:: Exercise objective ::
The records below must be output exactly, without pictures.

:: Data provided ::
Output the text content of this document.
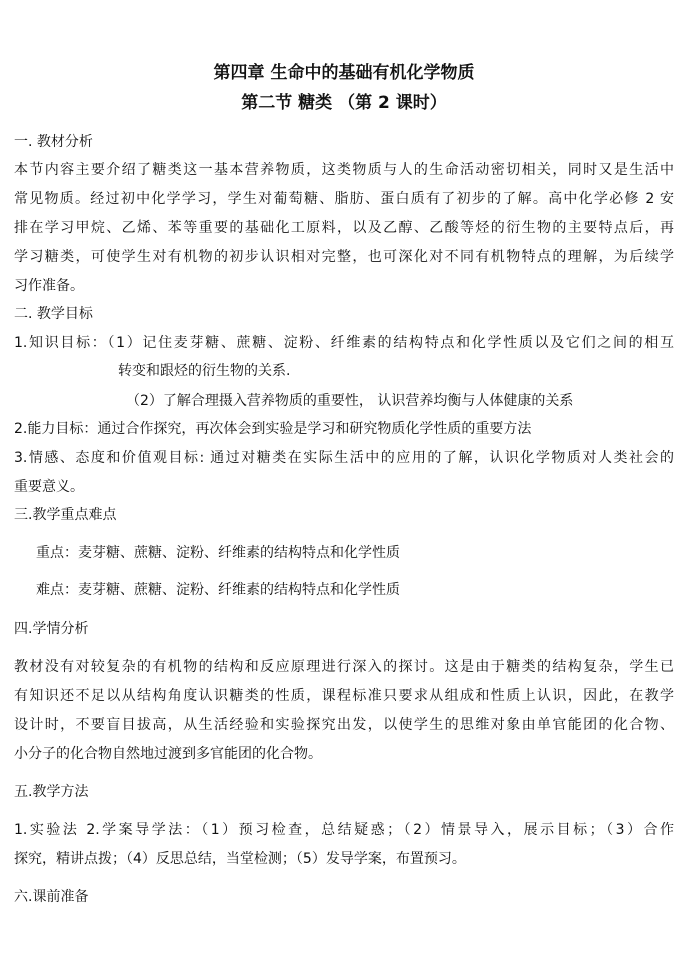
第四章 生命中的基础有机化学物质
第二节 糖类 （第 2 课时）
一. 教材分析
本节内容主要介绍了糖类这一基本营养物质，这类物质与人的生命活动密切相关，同时又是生活中
常见物质。经过初中化学学习，学生对葡萄糖、脂肪、蛋白质有了初步的了解。高中化学必修 2 安
排在学习甲烷、乙烯、苯等重要的基础化工原料，以及乙醇、乙酸等烃的衍生物的主要特点后，再
学习糖类，可使学生对有机物的初步认识相对完整，也可深化对不同有机物特点的理解，为后续学
习作准备。
二. 教学目标
1.知识目标：（1）记住麦芽糖、蔗糖、淀粉、纤维素的结构特点和化学性质以及它们之间的相互
转变和跟烃的衍生物的关系.
（2）了解合理摄入营养物质的重要性， 认识营养均衡与人体健康的关系
2.能力目标：通过合作探究，再次体会到实验是学习和研究物质化学性质的重要方法
3.情感、态度和价值观目标: 通过对糖类在实际生活中的应用的了解，认识化学物质对人类社会的
重要意义。
三.教学重点难点
重点：麦芽糖、蔗糖、淀粉、纤维素的结构特点和化学性质
难点：麦芽糖、蔗糖、淀粉、纤维素的结构特点和化学性质
四.学情分析
教材没有对较复杂的有机物的结构和反应原理进行深入的探讨。这是由于糖类的结构复杂，学生已
有知识还不足以从结构角度认识糖类的性质，课程标准只要求从组成和性质上认识，因此，在教学
设计时，不要盲目拔高，从生活经验和实验探究出发，以使学生的思维对象由单官能团的化合物、
小分子的化合物自然地过渡到多官能团的化合物。
五.教学方法
1.实验法 2.学案导学法：（1）预习检查，总结疑惑；（2）情景导入，展示目标；（3）合作
探究，精讲点拨；（4）反思总结，当堂检测；（5）发导学案，布置预习。
六.课前准备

:: Exercise answer ::
Output the text content of this document.
第四章 生命中的基础有机化学物质
第二节 糖类 （第 2 课时）
一. 教材分析
本节内容主要介绍了糖类这一基本营养物质，这类物质与人的生命活动密切相关，同时又是生活中
常见物质。经过初中化学学习，学生对葡萄糖、脂肪、蛋白质有了初步的了解。高中化学必修 2 安
排在学习甲烷、乙烯、苯等重要的基础化工原料，以及乙醇、乙酸等烃的衍生物的主要特点后，再
学习糖类，可使学生对有机物的初步认识相对完整，也可深化对不同有机物特点的理解，为后续学
习作准备。
二. 教学目标
1.知识目标：（1）记住麦芽糖、蔗糖、淀粉、纤维素的结构特点和化学性质以及它们之间的相互
转变和跟烃的衍生物的关系.
（2）了解合理摄入营养物质的重要性， 认识营养均衡与人体健康的关系
2.能力目标：通过合作探究，再次体会到实验是学习和研究物质化学性质的重要方法
3.情感、态度和价值观目标: 通过对糖类在实际生活中的应用的了解，认识化学物质对人类社会的
重要意义。
三.教学重点难点
重点：麦芽糖、蔗糖、淀粉、纤维素的结构特点和化学性质
难点：麦芽糖、蔗糖、淀粉、纤维素的结构特点和化学性质
四.学情分析
教材没有对较复杂的有机物的结构和反应原理进行深入的探讨。这是由于糖类的结构复杂，学生已
有知识还不足以从结构角度认识糖类的性质，课程标准只要求从组成和性质上认识，因此，在教学
设计时，不要盲目拔高，从生活经验和实验探究出发，以使学生的思维对象由单官能团的化合物、
小分子的化合物自然地过渡到多官能团的化合物。
五.教学方法
1.实验法 2.学案导学法：（1）预习检查，总结疑惑；（2）情景导入，展示目标；（3）合作
探究，精讲点拨；（4）反思总结，当堂检测；（5）发导学案，布置预习。
六.课前准备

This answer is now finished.